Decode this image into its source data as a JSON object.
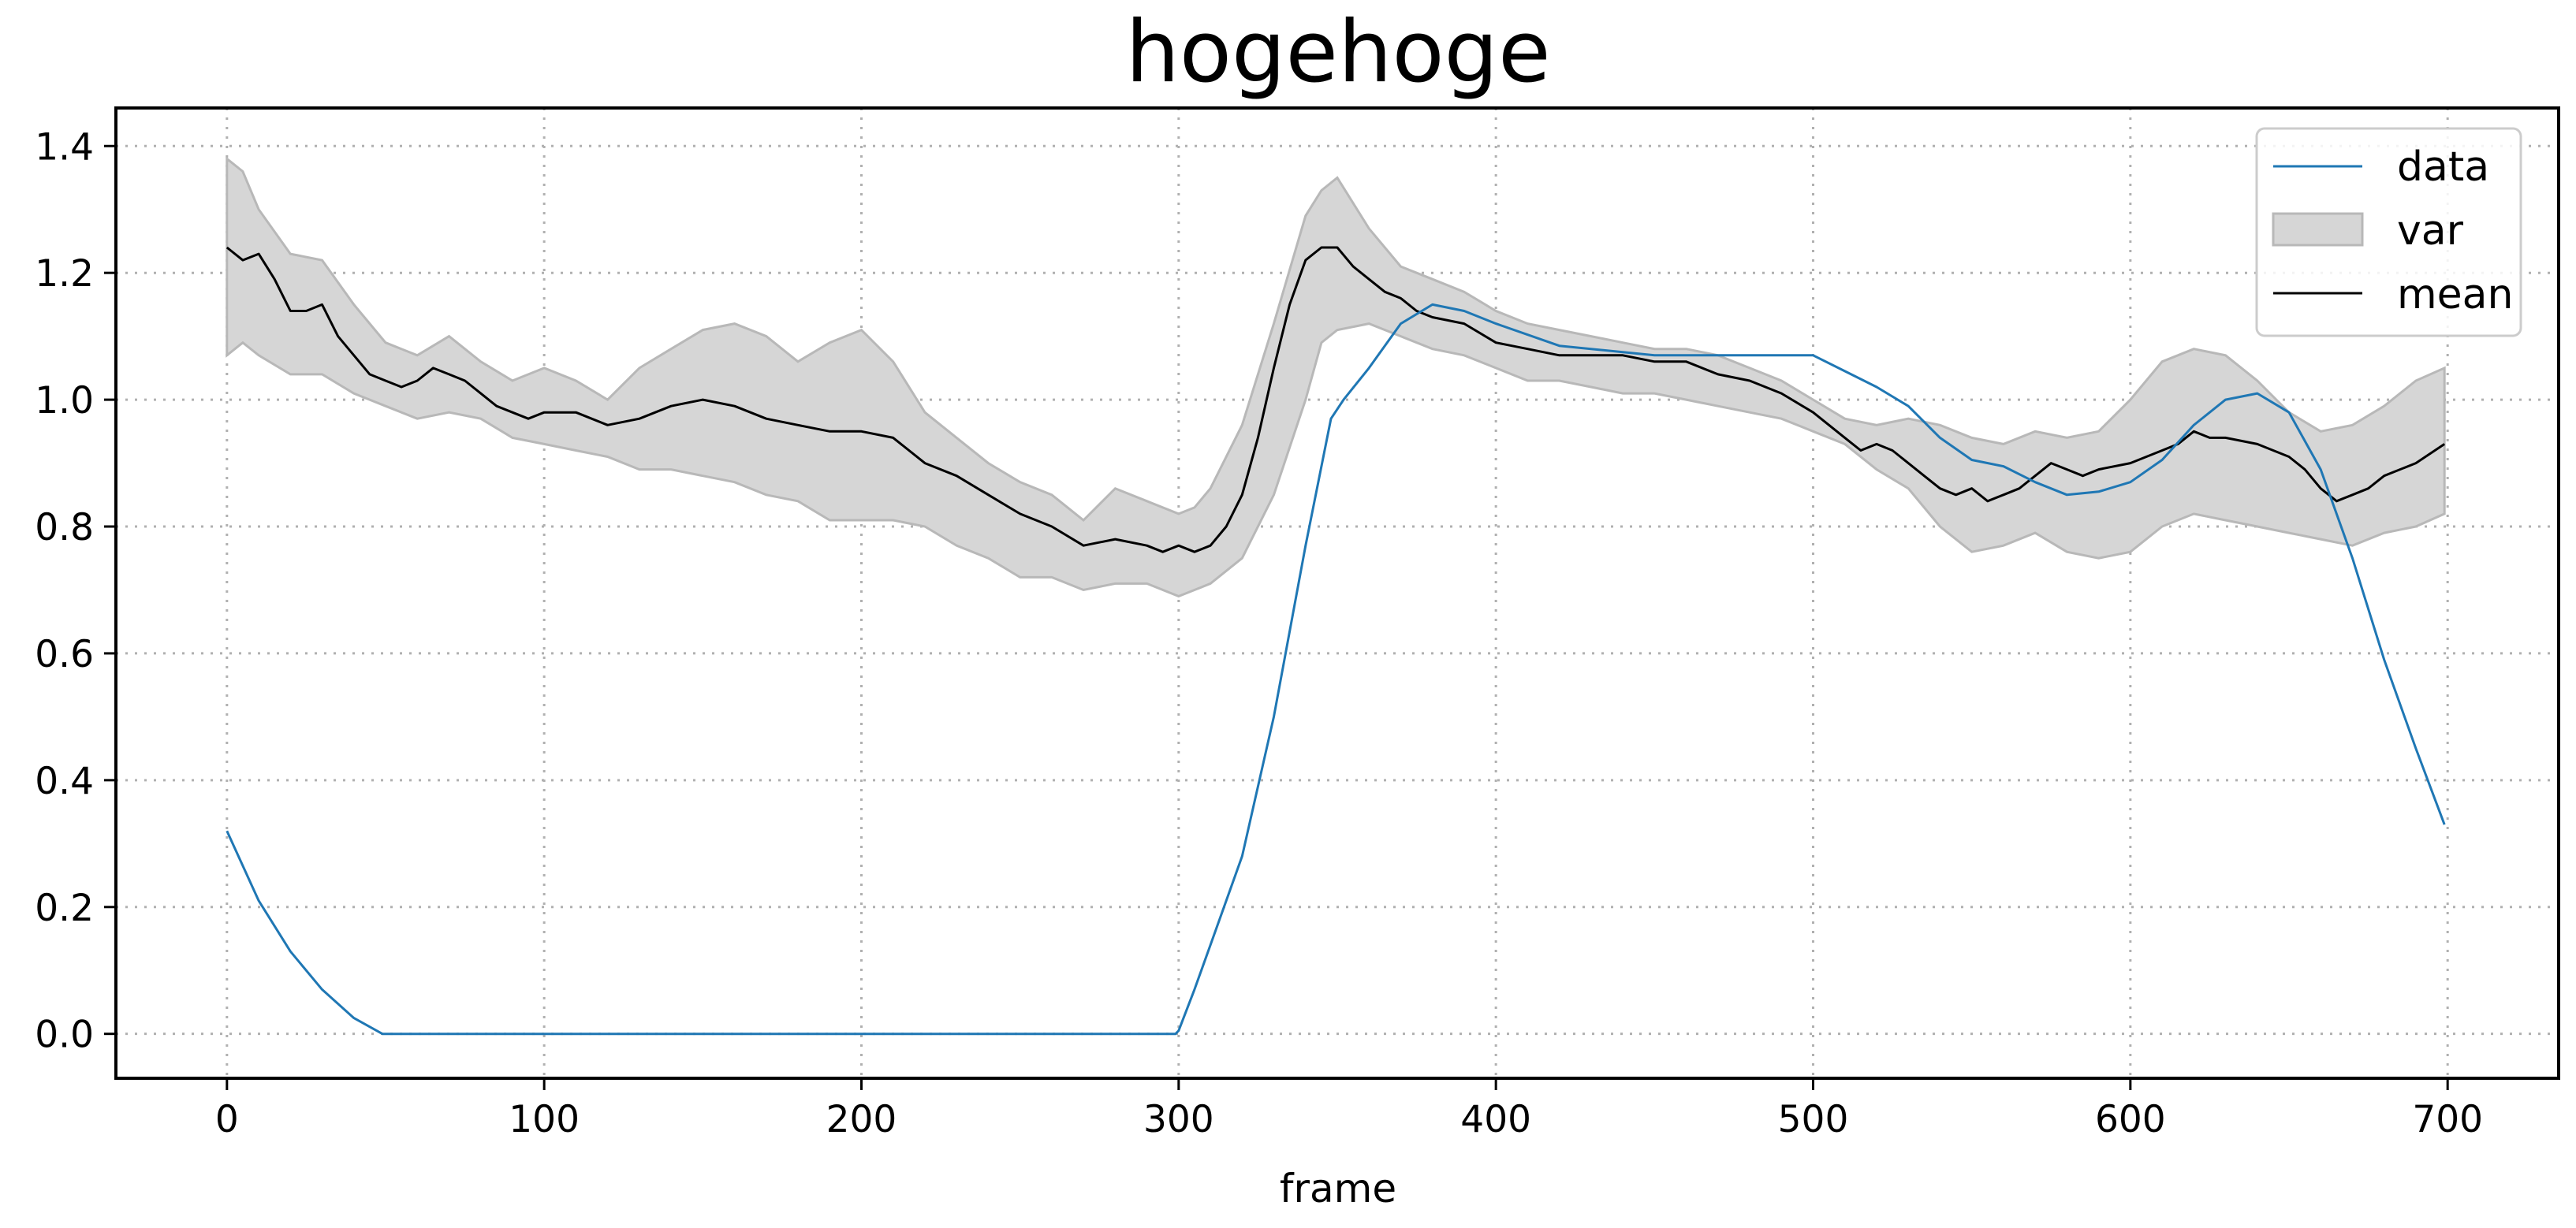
{
  "chart_data": {
    "type": "line",
    "title": "hogehoge",
    "xlabel": "frame",
    "ylabel": "",
    "xlim": [
      -35,
      735
    ],
    "ylim": [
      -0.07,
      1.46
    ],
    "xticks": [
      0,
      100,
      200,
      300,
      400,
      500,
      600,
      700
    ],
    "yticks": [
      0.0,
      0.2,
      0.4,
      0.6,
      0.8,
      1.0,
      1.2,
      1.4
    ],
    "xtick_labels": [
      "0",
      "100",
      "200",
      "300",
      "400",
      "500",
      "600",
      "700"
    ],
    "ytick_labels": [
      "0.0",
      "0.2",
      "0.4",
      "0.6",
      "0.8",
      "1.0",
      "1.2",
      "1.4"
    ],
    "grid": true,
    "legend_position": "top-right",
    "legend": [
      "data",
      "var",
      "mean"
    ],
    "colors": {
      "data": "#1f77b4",
      "var_fill": "#d6d6d6",
      "var_edge": "#b8b8b8",
      "mean": "#000000"
    },
    "series": [
      {
        "name": "data",
        "x": [
          0,
          10,
          20,
          30,
          40,
          49,
          50,
          100,
          150,
          200,
          250,
          299,
          300,
          305,
          310,
          320,
          330,
          340,
          348,
          352,
          360,
          370,
          380,
          390,
          400,
          420,
          450,
          480,
          500,
          510,
          520,
          530,
          540,
          550,
          560,
          570,
          580,
          590,
          600,
          610,
          620,
          630,
          640,
          650,
          660,
          670,
          680,
          690,
          699
        ],
        "y": [
          0.32,
          0.21,
          0.13,
          0.07,
          0.025,
          0.0,
          0.0,
          0.0,
          0.0,
          0.0,
          0.0,
          0.0,
          0.005,
          0.07,
          0.14,
          0.28,
          0.5,
          0.77,
          0.97,
          1.0,
          1.05,
          1.12,
          1.15,
          1.14,
          1.12,
          1.085,
          1.07,
          1.07,
          1.07,
          1.045,
          1.02,
          0.99,
          0.94,
          0.905,
          0.895,
          0.87,
          0.85,
          0.855,
          0.87,
          0.905,
          0.96,
          1.0,
          1.01,
          0.98,
          0.89,
          0.75,
          0.59,
          0.45,
          0.33
        ]
      },
      {
        "name": "mean",
        "x": [
          0,
          5,
          10,
          15,
          20,
          25,
          30,
          35,
          40,
          45,
          50,
          55,
          60,
          65,
          70,
          75,
          80,
          85,
          90,
          95,
          100,
          110,
          120,
          130,
          140,
          150,
          160,
          170,
          180,
          190,
          200,
          210,
          220,
          230,
          240,
          250,
          260,
          270,
          280,
          290,
          295,
          300,
          305,
          310,
          315,
          320,
          325,
          330,
          335,
          340,
          345,
          350,
          355,
          360,
          365,
          370,
          375,
          380,
          390,
          400,
          410,
          420,
          430,
          440,
          450,
          460,
          470,
          480,
          490,
          500,
          505,
          510,
          515,
          520,
          525,
          530,
          535,
          540,
          545,
          550,
          555,
          560,
          565,
          570,
          575,
          580,
          585,
          590,
          600,
          610,
          615,
          620,
          625,
          630,
          640,
          650,
          655,
          660,
          665,
          670,
          675,
          680,
          690,
          699
        ],
        "y": [
          1.24,
          1.22,
          1.23,
          1.19,
          1.14,
          1.14,
          1.15,
          1.1,
          1.07,
          1.04,
          1.03,
          1.02,
          1.03,
          1.05,
          1.04,
          1.03,
          1.01,
          0.99,
          0.98,
          0.97,
          0.98,
          0.98,
          0.96,
          0.97,
          0.99,
          1.0,
          0.99,
          0.97,
          0.96,
          0.95,
          0.95,
          0.94,
          0.9,
          0.88,
          0.85,
          0.82,
          0.8,
          0.77,
          0.78,
          0.77,
          0.76,
          0.77,
          0.76,
          0.77,
          0.8,
          0.85,
          0.94,
          1.05,
          1.15,
          1.22,
          1.24,
          1.24,
          1.21,
          1.19,
          1.17,
          1.16,
          1.14,
          1.13,
          1.12,
          1.09,
          1.08,
          1.07,
          1.07,
          1.07,
          1.06,
          1.06,
          1.04,
          1.03,
          1.01,
          0.98,
          0.96,
          0.94,
          0.92,
          0.93,
          0.92,
          0.9,
          0.88,
          0.86,
          0.85,
          0.86,
          0.84,
          0.85,
          0.86,
          0.88,
          0.9,
          0.89,
          0.88,
          0.89,
          0.9,
          0.92,
          0.93,
          0.95,
          0.94,
          0.94,
          0.93,
          0.91,
          0.89,
          0.86,
          0.84,
          0.85,
          0.86,
          0.88,
          0.9,
          0.93
        ]
      }
    ],
    "band": {
      "name": "var",
      "x": [
        0,
        5,
        10,
        20,
        30,
        40,
        50,
        60,
        70,
        80,
        90,
        100,
        110,
        120,
        130,
        140,
        150,
        160,
        170,
        180,
        190,
        200,
        210,
        220,
        230,
        240,
        250,
        260,
        270,
        280,
        290,
        300,
        305,
        310,
        320,
        330,
        340,
        345,
        350,
        360,
        370,
        380,
        390,
        400,
        410,
        420,
        430,
        440,
        450,
        460,
        470,
        480,
        490,
        500,
        510,
        520,
        530,
        540,
        550,
        560,
        570,
        580,
        590,
        600,
        610,
        620,
        630,
        640,
        650,
        660,
        670,
        680,
        690,
        699
      ],
      "upper": [
        1.38,
        1.36,
        1.3,
        1.23,
        1.22,
        1.15,
        1.09,
        1.07,
        1.1,
        1.06,
        1.03,
        1.05,
        1.03,
        1.0,
        1.05,
        1.08,
        1.11,
        1.12,
        1.1,
        1.06,
        1.09,
        1.11,
        1.06,
        0.98,
        0.94,
        0.9,
        0.87,
        0.85,
        0.81,
        0.86,
        0.84,
        0.82,
        0.83,
        0.86,
        0.96,
        1.12,
        1.29,
        1.33,
        1.35,
        1.27,
        1.21,
        1.19,
        1.17,
        1.14,
        1.12,
        1.11,
        1.1,
        1.09,
        1.08,
        1.08,
        1.07,
        1.05,
        1.03,
        1.0,
        0.97,
        0.96,
        0.97,
        0.96,
        0.94,
        0.93,
        0.95,
        0.94,
        0.95,
        1.0,
        1.06,
        1.08,
        1.07,
        1.03,
        0.98,
        0.95,
        0.96,
        0.99,
        1.03,
        1.05
      ],
      "lower": [
        1.07,
        1.09,
        1.07,
        1.04,
        1.04,
        1.01,
        0.99,
        0.97,
        0.98,
        0.97,
        0.94,
        0.93,
        0.92,
        0.91,
        0.89,
        0.89,
        0.88,
        0.87,
        0.85,
        0.84,
        0.81,
        0.81,
        0.81,
        0.8,
        0.77,
        0.75,
        0.72,
        0.72,
        0.7,
        0.71,
        0.71,
        0.69,
        0.7,
        0.71,
        0.75,
        0.85,
        1.0,
        1.09,
        1.11,
        1.12,
        1.1,
        1.08,
        1.07,
        1.05,
        1.03,
        1.03,
        1.02,
        1.01,
        1.01,
        1.0,
        0.99,
        0.98,
        0.97,
        0.95,
        0.93,
        0.89,
        0.86,
        0.8,
        0.76,
        0.77,
        0.79,
        0.76,
        0.75,
        0.76,
        0.8,
        0.82,
        0.81,
        0.8,
        0.79,
        0.78,
        0.77,
        0.79,
        0.8,
        0.82
      ]
    }
  }
}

········

PROMPT. Write the entries above out in full, exactly, with no images.

WRITTEN RESPONSE.
Decode this image into its source data as a JSON object.
{
  "chart_data": {
    "type": "line",
    "title": "hogehoge",
    "xlabel": "frame",
    "ylabel": "",
    "xlim": [
      -35,
      735
    ],
    "ylim": [
      -0.07,
      1.46
    ],
    "xticks": [
      0,
      100,
      200,
      300,
      400,
      500,
      600,
      700
    ],
    "yticks": [
      0.0,
      0.2,
      0.4,
      0.6,
      0.8,
      1.0,
      1.2,
      1.4
    ],
    "xtick_labels": [
      "0",
      "100",
      "200",
      "300",
      "400",
      "500",
      "600",
      "700"
    ],
    "ytick_labels": [
      "0.0",
      "0.2",
      "0.4",
      "0.6",
      "0.8",
      "1.0",
      "1.2",
      "1.4"
    ],
    "grid": true,
    "legend_position": "top-right",
    "legend": [
      "data",
      "var",
      "mean"
    ],
    "colors": {
      "data": "#1f77b4",
      "var_fill": "#d6d6d6",
      "var_edge": "#b8b8b8",
      "mean": "#000000"
    },
    "series": [
      {
        "name": "data",
        "x": [
          0,
          10,
          20,
          30,
          40,
          49,
          50,
          100,
          150,
          200,
          250,
          299,
          300,
          305,
          310,
          320,
          330,
          340,
          348,
          352,
          360,
          370,
          380,
          390,
          400,
          420,
          450,
          480,
          500,
          510,
          520,
          530,
          540,
          550,
          560,
          570,
          580,
          590,
          600,
          610,
          620,
          630,
          640,
          650,
          660,
          670,
          680,
          690,
          699
        ],
        "y": [
          0.32,
          0.21,
          0.13,
          0.07,
          0.025,
          0.0,
          0.0,
          0.0,
          0.0,
          0.0,
          0.0,
          0.0,
          0.005,
          0.07,
          0.14,
          0.28,
          0.5,
          0.77,
          0.97,
          1.0,
          1.05,
          1.12,
          1.15,
          1.14,
          1.12,
          1.085,
          1.07,
          1.07,
          1.07,
          1.045,
          1.02,
          0.99,
          0.94,
          0.905,
          0.895,
          0.87,
          0.85,
          0.855,
          0.87,
          0.905,
          0.96,
          1.0,
          1.01,
          0.98,
          0.89,
          0.75,
          0.59,
          0.45,
          0.33
        ]
      },
      {
        "name": "mean",
        "x": [
          0,
          5,
          10,
          15,
          20,
          25,
          30,
          35,
          40,
          45,
          50,
          55,
          60,
          65,
          70,
          75,
          80,
          85,
          90,
          95,
          100,
          110,
          120,
          130,
          140,
          150,
          160,
          170,
          180,
          190,
          200,
          210,
          220,
          230,
          240,
          250,
          260,
          270,
          280,
          290,
          295,
          300,
          305,
          310,
          315,
          320,
          325,
          330,
          335,
          340,
          345,
          350,
          355,
          360,
          365,
          370,
          375,
          380,
          390,
          400,
          410,
          420,
          430,
          440,
          450,
          460,
          470,
          480,
          490,
          500,
          505,
          510,
          515,
          520,
          525,
          530,
          535,
          540,
          545,
          550,
          555,
          560,
          565,
          570,
          575,
          580,
          585,
          590,
          600,
          610,
          615,
          620,
          625,
          630,
          640,
          650,
          655,
          660,
          665,
          670,
          675,
          680,
          690,
          699
        ],
        "y": [
          1.24,
          1.22,
          1.23,
          1.19,
          1.14,
          1.14,
          1.15,
          1.1,
          1.07,
          1.04,
          1.03,
          1.02,
          1.03,
          1.05,
          1.04,
          1.03,
          1.01,
          0.99,
          0.98,
          0.97,
          0.98,
          0.98,
          0.96,
          0.97,
          0.99,
          1.0,
          0.99,
          0.97,
          0.96,
          0.95,
          0.95,
          0.94,
          0.9,
          0.88,
          0.85,
          0.82,
          0.8,
          0.77,
          0.78,
          0.77,
          0.76,
          0.77,
          0.76,
          0.77,
          0.8,
          0.85,
          0.94,
          1.05,
          1.15,
          1.22,
          1.24,
          1.24,
          1.21,
          1.19,
          1.17,
          1.16,
          1.14,
          1.13,
          1.12,
          1.09,
          1.08,
          1.07,
          1.07,
          1.07,
          1.06,
          1.06,
          1.04,
          1.03,
          1.01,
          0.98,
          0.96,
          0.94,
          0.92,
          0.93,
          0.92,
          0.9,
          0.88,
          0.86,
          0.85,
          0.86,
          0.84,
          0.85,
          0.86,
          0.88,
          0.9,
          0.89,
          0.88,
          0.89,
          0.9,
          0.92,
          0.93,
          0.95,
          0.94,
          0.94,
          0.93,
          0.91,
          0.89,
          0.86,
          0.84,
          0.85,
          0.86,
          0.88,
          0.9,
          0.93
        ]
      }
    ],
    "band": {
      "name": "var",
      "x": [
        0,
        5,
        10,
        20,
        30,
        40,
        50,
        60,
        70,
        80,
        90,
        100,
        110,
        120,
        130,
        140,
        150,
        160,
        170,
        180,
        190,
        200,
        210,
        220,
        230,
        240,
        250,
        260,
        270,
        280,
        290,
        300,
        305,
        310,
        320,
        330,
        340,
        345,
        350,
        360,
        370,
        380,
        390,
        400,
        410,
        420,
        430,
        440,
        450,
        460,
        470,
        480,
        490,
        500,
        510,
        520,
        530,
        540,
        550,
        560,
        570,
        580,
        590,
        600,
        610,
        620,
        630,
        640,
        650,
        660,
        670,
        680,
        690,
        699
      ],
      "upper": [
        1.38,
        1.36,
        1.3,
        1.23,
        1.22,
        1.15,
        1.09,
        1.07,
        1.1,
        1.06,
        1.03,
        1.05,
        1.03,
        1.0,
        1.05,
        1.08,
        1.11,
        1.12,
        1.1,
        1.06,
        1.09,
        1.11,
        1.06,
        0.98,
        0.94,
        0.9,
        0.87,
        0.85,
        0.81,
        0.86,
        0.84,
        0.82,
        0.83,
        0.86,
        0.96,
        1.12,
        1.29,
        1.33,
        1.35,
        1.27,
        1.21,
        1.19,
        1.17,
        1.14,
        1.12,
        1.11,
        1.1,
        1.09,
        1.08,
        1.08,
        1.07,
        1.05,
        1.03,
        1.0,
        0.97,
        0.96,
        0.97,
        0.96,
        0.94,
        0.93,
        0.95,
        0.94,
        0.95,
        1.0,
        1.06,
        1.08,
        1.07,
        1.03,
        0.98,
        0.95,
        0.96,
        0.99,
        1.03,
        1.05
      ],
      "lower": [
        1.07,
        1.09,
        1.07,
        1.04,
        1.04,
        1.01,
        0.99,
        0.97,
        0.98,
        0.97,
        0.94,
        0.93,
        0.92,
        0.91,
        0.89,
        0.89,
        0.88,
        0.87,
        0.85,
        0.84,
        0.81,
        0.81,
        0.81,
        0.8,
        0.77,
        0.75,
        0.72,
        0.72,
        0.7,
        0.71,
        0.71,
        0.69,
        0.7,
        0.71,
        0.75,
        0.85,
        1.0,
        1.09,
        1.11,
        1.12,
        1.1,
        1.08,
        1.07,
        1.05,
        1.03,
        1.03,
        1.02,
        1.01,
        1.01,
        1.0,
        0.99,
        0.98,
        0.97,
        0.95,
        0.93,
        0.89,
        0.86,
        0.8,
        0.76,
        0.77,
        0.79,
        0.76,
        0.75,
        0.76,
        0.8,
        0.82,
        0.81,
        0.8,
        0.79,
        0.78,
        0.77,
        0.79,
        0.8,
        0.82
      ]
    }
  }
}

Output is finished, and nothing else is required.